##### Listing
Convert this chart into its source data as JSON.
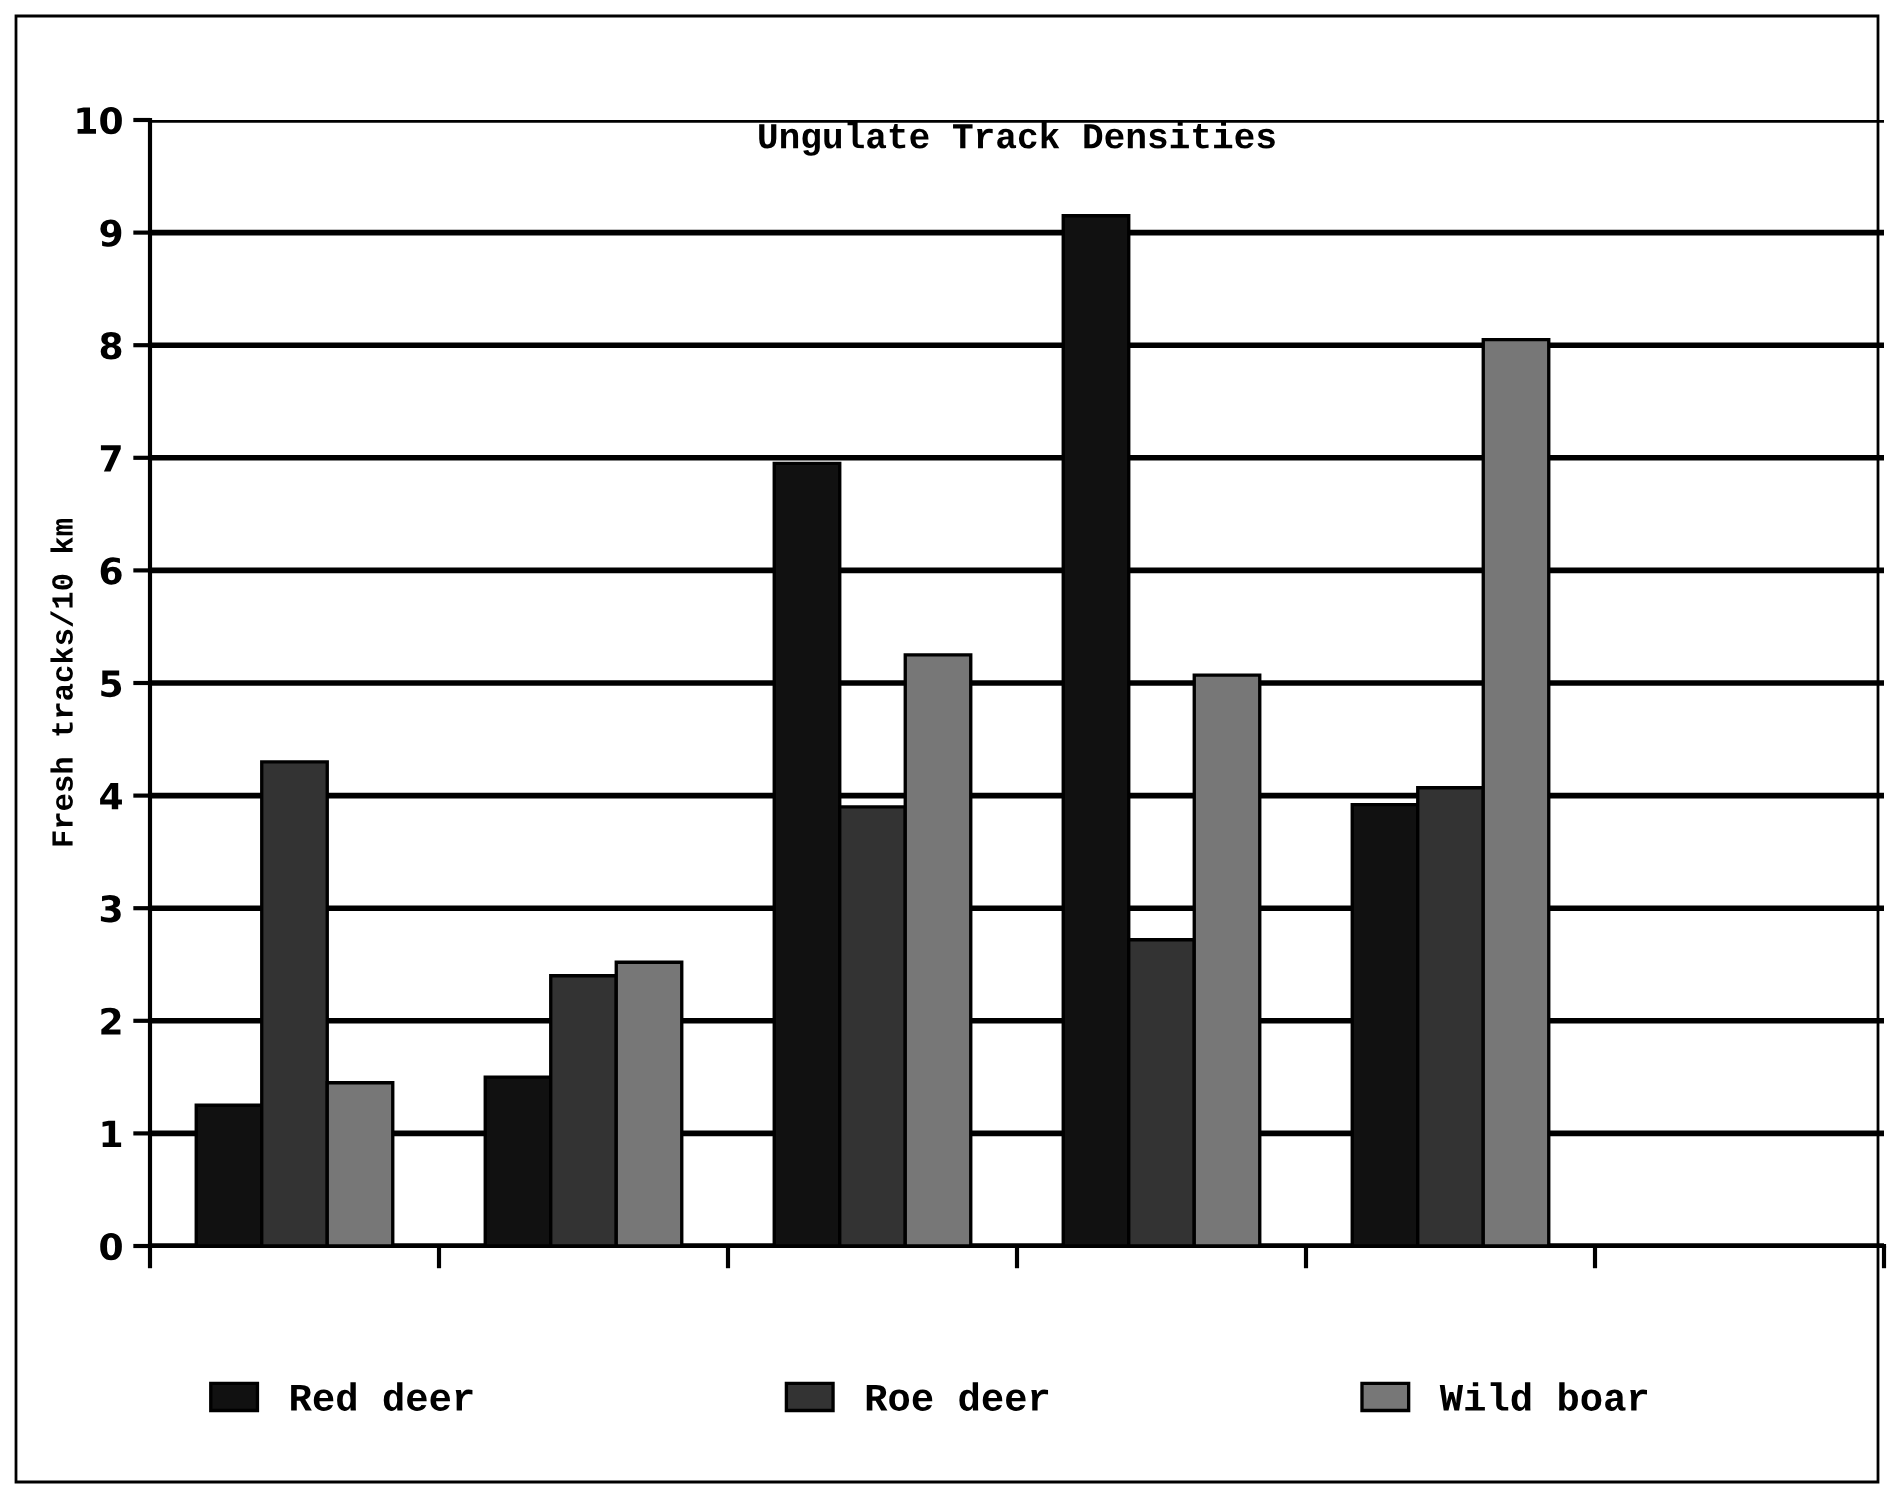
{
  "chart_data": {
    "type": "bar",
    "title": "Ungulate Track Densities",
    "ylabel": "Fresh tracks/10 km",
    "categories": [
      null,
      null,
      null,
      null,
      null,
      null
    ],
    "series": [
      {
        "name": "Red deer",
        "color": "#111111",
        "values": [
          1.25,
          1.5,
          6.95,
          9.15,
          3.92,
          null
        ]
      },
      {
        "name": "Roe deer",
        "color": "#333333",
        "values": [
          4.3,
          2.4,
          3.9,
          2.72,
          4.07,
          null
        ]
      },
      {
        "name": "Wild boar",
        "color": "#777777",
        "values": [
          1.45,
          2.52,
          5.25,
          5.07,
          8.05,
          null
        ]
      }
    ],
    "ylim": [
      0,
      10
    ],
    "yticks": [
      0,
      1,
      2,
      3,
      4,
      5,
      6,
      7,
      8,
      9,
      10
    ],
    "grid": "y",
    "legend": "bottom"
  }
}
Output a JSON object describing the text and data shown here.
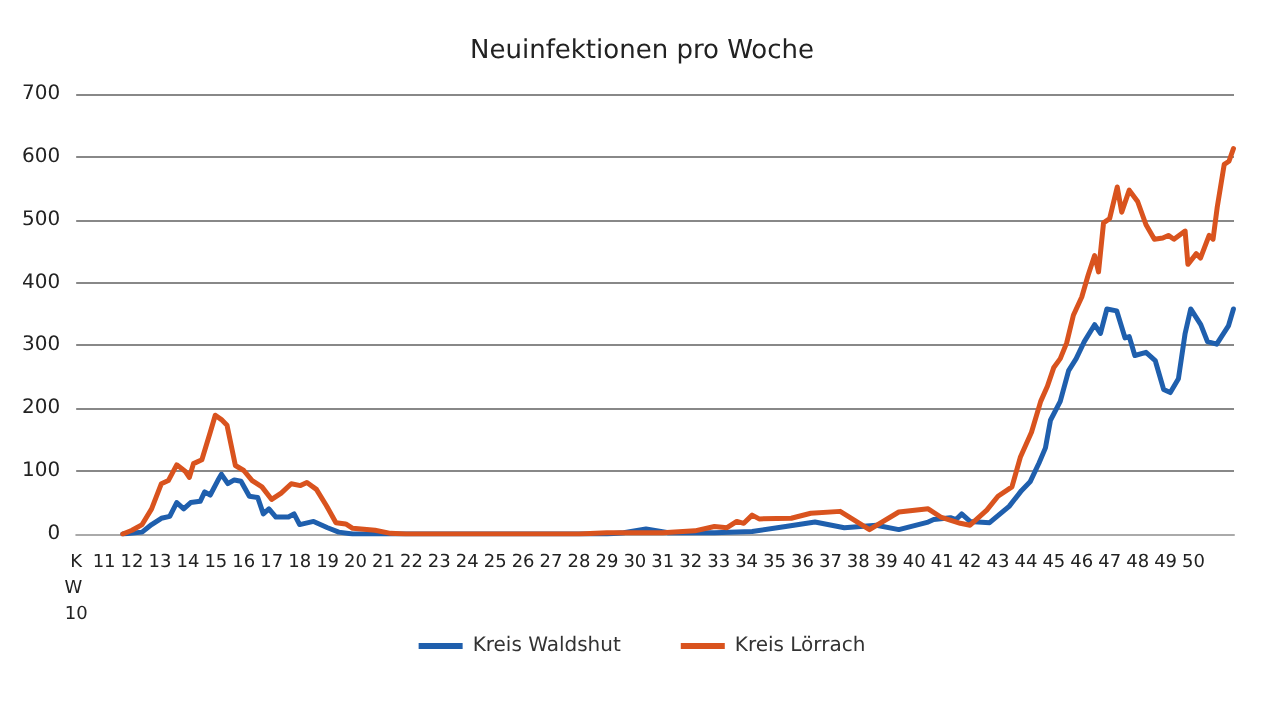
{
  "chart_data": {
    "type": "line",
    "title": "Neuinfektionen pro Woche",
    "xlim": [
      10,
      51.45
    ],
    "xticks": [
      {
        "value": 10,
        "label": "KW 10"
      },
      11,
      12,
      13,
      14,
      15,
      16,
      17,
      18,
      19,
      20,
      21,
      22,
      23,
      24,
      25,
      26,
      27,
      28,
      29,
      30,
      31,
      32,
      33,
      34,
      35,
      36,
      37,
      38,
      39,
      40,
      41,
      42,
      43,
      44,
      45,
      46,
      47,
      48,
      49,
      50
    ],
    "ylim": [
      0,
      700
    ],
    "yticks": [
      0,
      100,
      200,
      300,
      400,
      500,
      600,
      700
    ],
    "grid": "y",
    "legend": "bottom",
    "marker": "none",
    "line_style": "solid",
    "series": [
      {
        "name": "Kreis Waldshut",
        "color": "#1f5fad",
        "x": [
          11.67,
          12.36,
          12.7,
          13.05,
          13.35,
          13.6,
          13.85,
          14.1,
          14.44,
          14.6,
          14.8,
          15.07,
          15.2,
          15.43,
          15.66,
          15.9,
          16.2,
          16.5,
          16.7,
          16.9,
          17.15,
          17.6,
          17.8,
          18.0,
          18.5,
          19.0,
          19.4,
          19.9,
          29.0,
          29.6,
          30.4,
          31.2,
          32.85,
          34.2,
          35.4,
          36.45,
          37.5,
          38.65,
          39.45,
          40.5,
          40.7,
          41.3,
          41.5,
          41.7,
          42.0,
          42.7,
          43.4,
          43.84,
          44.15,
          44.47,
          44.7,
          44.88,
          45.23,
          45.53,
          45.8,
          46.09,
          46.46,
          46.67,
          46.9,
          47.25,
          47.55,
          47.7,
          47.9,
          48.3,
          48.63,
          48.93,
          49.17,
          49.46,
          49.7,
          49.9,
          50.26,
          50.5,
          50.83,
          51.25,
          51.43
        ],
        "values": [
          0,
          3,
          15,
          25,
          28,
          50,
          40,
          50,
          52,
          67,
          62,
          85,
          95,
          80,
          86,
          84,
          60,
          58,
          32,
          40,
          27,
          27,
          32,
          15,
          20,
          10,
          3,
          0,
          0,
          2,
          8,
          2,
          2,
          4,
          12,
          19,
          10,
          14,
          7,
          19,
          23,
          26,
          23,
          32,
          20,
          18,
          44,
          69,
          83,
          113,
          137,
          181,
          211,
          260,
          279,
          306,
          333,
          319,
          358,
          355,
          312,
          314,
          284,
          289,
          276,
          230,
          225,
          247,
          319,
          358,
          333,
          306,
          302,
          331,
          358
        ]
      },
      {
        "name": "Kreis Lörrach",
        "color": "#d9531e",
        "x": [
          11.67,
          12.0,
          12.36,
          12.7,
          13.05,
          13.3,
          13.6,
          13.9,
          14.05,
          14.2,
          14.5,
          14.8,
          14.98,
          15.2,
          15.4,
          15.7,
          16.0,
          16.3,
          16.65,
          17.0,
          17.34,
          17.7,
          18.03,
          18.26,
          18.6,
          18.96,
          19.3,
          19.65,
          19.9,
          20.7,
          21.25,
          21.8,
          28.0,
          29.0,
          31.0,
          32.15,
          32.85,
          33.3,
          33.65,
          33.9,
          34.2,
          34.45,
          35.6,
          36.3,
          37.35,
          38.4,
          39.45,
          40.5,
          40.95,
          41.65,
          42.0,
          42.6,
          43.0,
          43.5,
          43.8,
          44.2,
          44.53,
          44.77,
          45.0,
          45.23,
          45.46,
          45.7,
          46.0,
          46.23,
          46.46,
          46.6,
          46.78,
          47.0,
          47.27,
          47.43,
          47.7,
          48.0,
          48.3,
          48.6,
          48.9,
          49.1,
          49.3,
          49.7,
          49.8,
          50.1,
          50.25,
          50.56,
          50.7,
          50.85,
          51.1,
          51.27,
          51.43
        ],
        "values": [
          0,
          6,
          15,
          40,
          80,
          85,
          110,
          100,
          90,
          112,
          118,
          162,
          189,
          182,
          173,
          109,
          101,
          85,
          75,
          55,
          65,
          80,
          77,
          82,
          71,
          45,
          18,
          16,
          9,
          6,
          1,
          0,
          0,
          2,
          2,
          5,
          12,
          10,
          20,
          17,
          30,
          24,
          25,
          33,
          36,
          7,
          35,
          40,
          27,
          17,
          14,
          38,
          60,
          75,
          122,
          162,
          211,
          235,
          265,
          279,
          304,
          348,
          377,
          412,
          443,
          417,
          495,
          502,
          552,
          512,
          547,
          529,
          492,
          469,
          471,
          475,
          469,
          482,
          429,
          446,
          439,
          475,
          469,
          520,
          588,
          593,
          613
        ]
      }
    ]
  }
}
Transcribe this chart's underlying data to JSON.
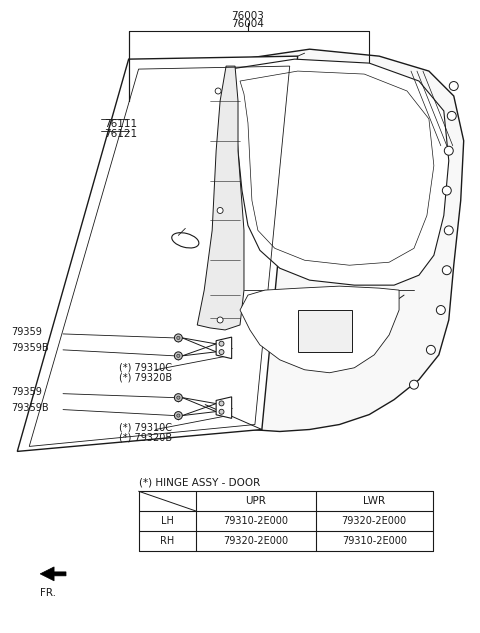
{
  "bg_color": "#ffffff",
  "line_color": "#1a1a1a",
  "part_76003": "76003",
  "part_76004": "76004",
  "part_76111": "76111",
  "part_76121": "76121",
  "upper_hinge": [
    "79359",
    "79359B",
    "(*) 79310C",
    "(*) 79320B"
  ],
  "lower_hinge": [
    "79359",
    "79359B",
    "(*) 79310C",
    "(*) 79320B"
  ],
  "table_caption": "(*) HINGE ASSY - DOOR",
  "table_headers": [
    "",
    "UPR",
    "LWR"
  ],
  "table_rows": [
    [
      "LH",
      "79310-2E000",
      "79320-2E000"
    ],
    [
      "RH",
      "79320-2E000",
      "79310-2E000"
    ]
  ],
  "fr_label": "FR.",
  "fs": 7.5
}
##########
Print all entries exactly. The images do not belong in the copy.

Convert this chart into its source data as JSON.
{
  "chart_data": {
    "type": "bar",
    "title": "Ungulate Track Densities",
    "ylabel": "Fresh tracks/10 km",
    "categories": [
      null,
      null,
      null,
      null,
      null,
      null
    ],
    "series": [
      {
        "name": "Red deer",
        "color": "#111111",
        "values": [
          1.25,
          1.5,
          6.95,
          9.15,
          3.92,
          null
        ]
      },
      {
        "name": "Roe deer",
        "color": "#333333",
        "values": [
          4.3,
          2.4,
          3.9,
          2.72,
          4.07,
          null
        ]
      },
      {
        "name": "Wild boar",
        "color": "#777777",
        "values": [
          1.45,
          2.52,
          5.25,
          5.07,
          8.05,
          null
        ]
      }
    ],
    "ylim": [
      0,
      10
    ],
    "yticks": [
      0,
      1,
      2,
      3,
      4,
      5,
      6,
      7,
      8,
      9,
      10
    ],
    "grid": "y",
    "legend": "bottom"
  }
}
Output a JSON object describing the text and data shown here.
{
  "chart_data": {
    "type": "line",
    "title": "Neuinfektionen pro Woche",
    "xlim": [
      10,
      51.45
    ],
    "xticks": [
      {
        "value": 10,
        "label": "KW 10"
      },
      11,
      12,
      13,
      14,
      15,
      16,
      17,
      18,
      19,
      20,
      21,
      22,
      23,
      24,
      25,
      26,
      27,
      28,
      29,
      30,
      31,
      32,
      33,
      34,
      35,
      36,
      37,
      38,
      39,
      40,
      41,
      42,
      43,
      44,
      45,
      46,
      47,
      48,
      49,
      50
    ],
    "ylim": [
      0,
      700
    ],
    "yticks": [
      0,
      100,
      200,
      300,
      400,
      500,
      600,
      700
    ],
    "grid": "y",
    "legend": "bottom",
    "marker": "none",
    "line_style": "solid",
    "series": [
      {
        "name": "Kreis Waldshut",
        "color": "#1f5fad",
        "x": [
          11.67,
          12.36,
          12.7,
          13.05,
          13.35,
          13.6,
          13.85,
          14.1,
          14.44,
          14.6,
          14.8,
          15.07,
          15.2,
          15.43,
          15.66,
          15.9,
          16.2,
          16.5,
          16.7,
          16.9,
          17.15,
          17.6,
          17.8,
          18.0,
          18.5,
          19.0,
          19.4,
          19.9,
          29.0,
          29.6,
          30.4,
          31.2,
          32.85,
          34.2,
          35.4,
          36.45,
          37.5,
          38.65,
          39.45,
          40.5,
          40.7,
          41.3,
          41.5,
          41.7,
          42.0,
          42.7,
          43.4,
          43.84,
          44.15,
          44.47,
          44.7,
          44.88,
          45.23,
          45.53,
          45.8,
          46.09,
          46.46,
          46.67,
          46.9,
          47.25,
          47.55,
          47.7,
          47.9,
          48.3,
          48.63,
          48.93,
          49.17,
          49.46,
          49.7,
          49.9,
          50.26,
          50.5,
          50.83,
          51.25,
          51.43
        ],
        "values": [
          0,
          3,
          15,
          25,
          28,
          50,
          40,
          50,
          52,
          67,
          62,
          85,
          95,
          80,
          86,
          84,
          60,
          58,
          32,
          40,
          27,
          27,
          32,
          15,
          20,
          10,
          3,
          0,
          0,
          2,
          8,
          2,
          2,
          4,
          12,
          19,
          10,
          14,
          7,
          19,
          23,
          26,
          23,
          32,
          20,
          18,
          44,
          69,
          83,
          113,
          137,
          181,
          211,
          260,
          279,
          306,
          333,
          319,
          358,
          355,
          312,
          314,
          284,
          289,
          276,
          230,
          225,
          247,
          319,
          358,
          333,
          306,
          302,
          331,
          358
        ]
      },
      {
        "name": "Kreis Lörrach",
        "color": "#d9531e",
        "x": [
          11.67,
          12.0,
          12.36,
          12.7,
          13.05,
          13.3,
          13.6,
          13.9,
          14.05,
          14.2,
          14.5,
          14.8,
          14.98,
          15.2,
          15.4,
          15.7,
          16.0,
          16.3,
          16.65,
          17.0,
          17.34,
          17.7,
          18.03,
          18.26,
          18.6,
          18.96,
          19.3,
          19.65,
          19.9,
          20.7,
          21.25,
          21.8,
          28.0,
          29.0,
          31.0,
          32.15,
          32.85,
          33.3,
          33.65,
          33.9,
          34.2,
          34.45,
          35.6,
          36.3,
          37.35,
          38.4,
          39.45,
          40.5,
          40.95,
          41.65,
          42.0,
          42.6,
          43.0,
          43.5,
          43.8,
          44.2,
          44.53,
          44.77,
          45.0,
          45.23,
          45.46,
          45.7,
          46.0,
          46.23,
          46.46,
          46.6,
          46.78,
          47.0,
          47.27,
          47.43,
          47.7,
          48.0,
          48.3,
          48.6,
          48.9,
          49.1,
          49.3,
          49.7,
          49.8,
          50.1,
          50.25,
          50.56,
          50.7,
          50.85,
          51.1,
          51.27,
          51.43
        ],
        "values": [
          0,
          6,
          15,
          40,
          80,
          85,
          110,
          100,
          90,
          112,
          118,
          162,
          189,
          182,
          173,
          109,
          101,
          85,
          75,
          55,
          65,
          80,
          77,
          82,
          71,
          45,
          18,
          16,
          9,
          6,
          1,
          0,
          0,
          2,
          2,
          5,
          12,
          10,
          20,
          17,
          30,
          24,
          25,
          33,
          36,
          7,
          35,
          40,
          27,
          17,
          14,
          38,
          60,
          75,
          122,
          162,
          211,
          235,
          265,
          279,
          304,
          348,
          377,
          412,
          443,
          417,
          495,
          502,
          552,
          512,
          547,
          529,
          492,
          469,
          471,
          475,
          469,
          482,
          429,
          446,
          439,
          475,
          469,
          520,
          588,
          593,
          613
        ]
      }
    ]
  }
}
Transcribe this chart's underlying data to JSON.
{
  "bg_color": "#ffffff",
  "line_color": "#1a1a1a",
  "part_76003": "76003",
  "part_76004": "76004",
  "part_76111": "76111",
  "part_76121": "76121",
  "upper_hinge": [
    "79359",
    "79359B",
    "(*) 79310C",
    "(*) 79320B"
  ],
  "lower_hinge": [
    "79359",
    "79359B",
    "(*) 79310C",
    "(*) 79320B"
  ],
  "table_caption": "(*) HINGE ASSY - DOOR",
  "table_headers": [
    "",
    "UPR",
    "LWR"
  ],
  "table_rows": [
    [
      "LH",
      "79310-2E000",
      "79320-2E000"
    ],
    [
      "RH",
      "79320-2E000",
      "79310-2E000"
    ]
  ],
  "fr_label": "FR.",
  "fs": 7.5
}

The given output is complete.